> _INFORMATION PROVIDED_
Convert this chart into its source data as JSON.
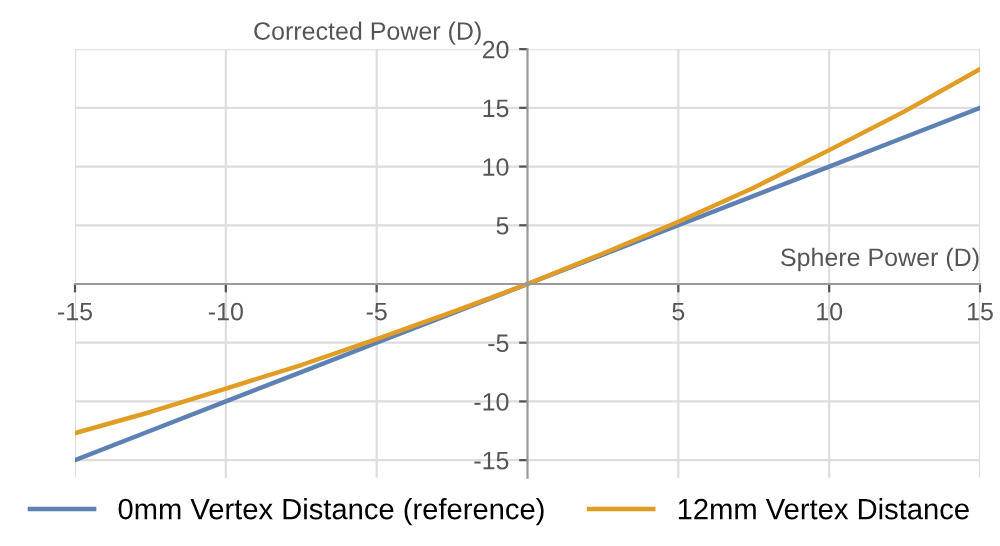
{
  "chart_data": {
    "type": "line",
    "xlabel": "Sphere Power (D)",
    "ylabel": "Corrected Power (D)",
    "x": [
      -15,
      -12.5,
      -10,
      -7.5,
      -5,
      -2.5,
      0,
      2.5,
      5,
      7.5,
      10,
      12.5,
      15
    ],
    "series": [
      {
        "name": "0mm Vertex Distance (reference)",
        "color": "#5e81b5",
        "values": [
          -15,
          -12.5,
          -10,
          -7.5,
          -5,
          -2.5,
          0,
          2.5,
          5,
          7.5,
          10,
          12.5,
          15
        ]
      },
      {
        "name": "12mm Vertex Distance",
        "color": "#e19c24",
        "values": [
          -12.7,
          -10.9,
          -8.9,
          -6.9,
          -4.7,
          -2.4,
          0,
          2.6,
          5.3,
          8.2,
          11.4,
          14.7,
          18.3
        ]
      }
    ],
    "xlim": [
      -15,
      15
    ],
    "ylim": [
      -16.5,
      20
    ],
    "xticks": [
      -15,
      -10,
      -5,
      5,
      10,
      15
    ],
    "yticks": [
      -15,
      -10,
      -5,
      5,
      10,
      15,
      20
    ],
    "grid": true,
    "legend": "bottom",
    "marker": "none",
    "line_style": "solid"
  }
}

> _TASK DETAILS_
All of the records need repeating exactly, except for the pictures.

> _THE REPLY_
Convert this chart into its source data as JSON.
{
  "chart_data": {
    "type": "line",
    "xlabel": "Sphere Power (D)",
    "ylabel": "Corrected Power (D)",
    "x": [
      -15,
      -12.5,
      -10,
      -7.5,
      -5,
      -2.5,
      0,
      2.5,
      5,
      7.5,
      10,
      12.5,
      15
    ],
    "series": [
      {
        "name": "0mm Vertex Distance (reference)",
        "color": "#5e81b5",
        "values": [
          -15,
          -12.5,
          -10,
          -7.5,
          -5,
          -2.5,
          0,
          2.5,
          5,
          7.5,
          10,
          12.5,
          15
        ]
      },
      {
        "name": "12mm Vertex Distance",
        "color": "#e19c24",
        "values": [
          -12.7,
          -10.9,
          -8.9,
          -6.9,
          -4.7,
          -2.4,
          0,
          2.6,
          5.3,
          8.2,
          11.4,
          14.7,
          18.3
        ]
      }
    ],
    "xlim": [
      -15,
      15
    ],
    "ylim": [
      -16.5,
      20
    ],
    "xticks": [
      -15,
      -10,
      -5,
      5,
      10,
      15
    ],
    "yticks": [
      -15,
      -10,
      -5,
      5,
      10,
      15,
      20
    ],
    "grid": true,
    "legend": "bottom",
    "marker": "none",
    "line_style": "solid"
  }
}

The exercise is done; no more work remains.